» **REQUIREMENTS**
Which lines below hold the word "Prescriptions"? Report each one.

============

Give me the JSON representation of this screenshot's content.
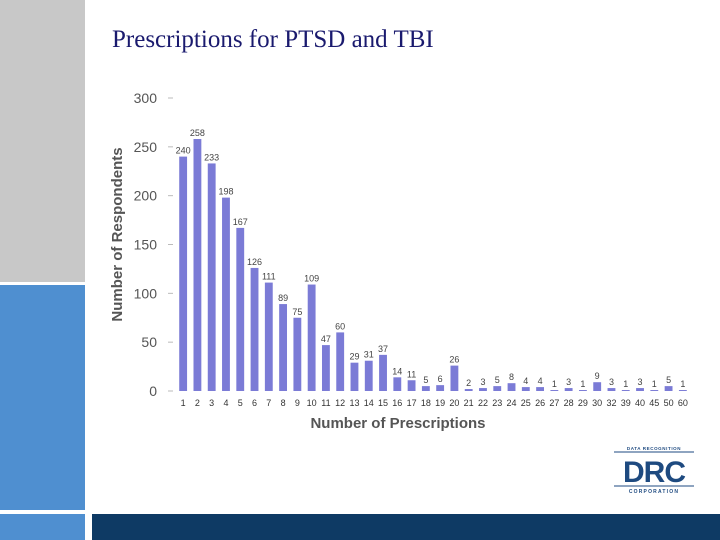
{
  "title": "Prescriptions for PTSD and TBI",
  "colors": {
    "bar": "#7b7bd6",
    "title": "#1a1a6e",
    "navy": "#0e3a64",
    "blue": "#4f8fd0",
    "gray": "#c8c8c8",
    "logo": "#1e4a80"
  },
  "logo": {
    "top_text": "DATA RECOGNITION",
    "main_text": "DRC",
    "bottom_text": "CORPORATION"
  },
  "chart_data": {
    "type": "bar",
    "title": "",
    "xlabel": "Number of Prescriptions",
    "ylabel": "Number of Respondents",
    "ylim": [
      0,
      300
    ],
    "yticks": [
      0,
      50,
      100,
      150,
      200,
      250,
      300
    ],
    "categories": [
      "1",
      "2",
      "3",
      "4",
      "5",
      "6",
      "7",
      "8",
      "9",
      "10",
      "11",
      "12",
      "13",
      "14",
      "15",
      "16",
      "17",
      "18",
      "19",
      "20",
      "21",
      "22",
      "23",
      "24",
      "25",
      "26",
      "27",
      "28",
      "29",
      "30",
      "32",
      "39",
      "40",
      "45",
      "50",
      "60"
    ],
    "values": [
      240,
      258,
      233,
      198,
      167,
      126,
      111,
      89,
      75,
      109,
      47,
      60,
      29,
      31,
      37,
      14,
      11,
      5,
      6,
      26,
      2,
      3,
      5,
      8,
      4,
      4,
      1,
      3,
      1,
      9,
      3,
      1,
      3,
      1,
      5,
      1
    ]
  }
}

============

» **ANSWER TO THE TASK**
  "title": "Prescriptions for PTSD and TBI",
    "xlabel": "Number of Prescriptions",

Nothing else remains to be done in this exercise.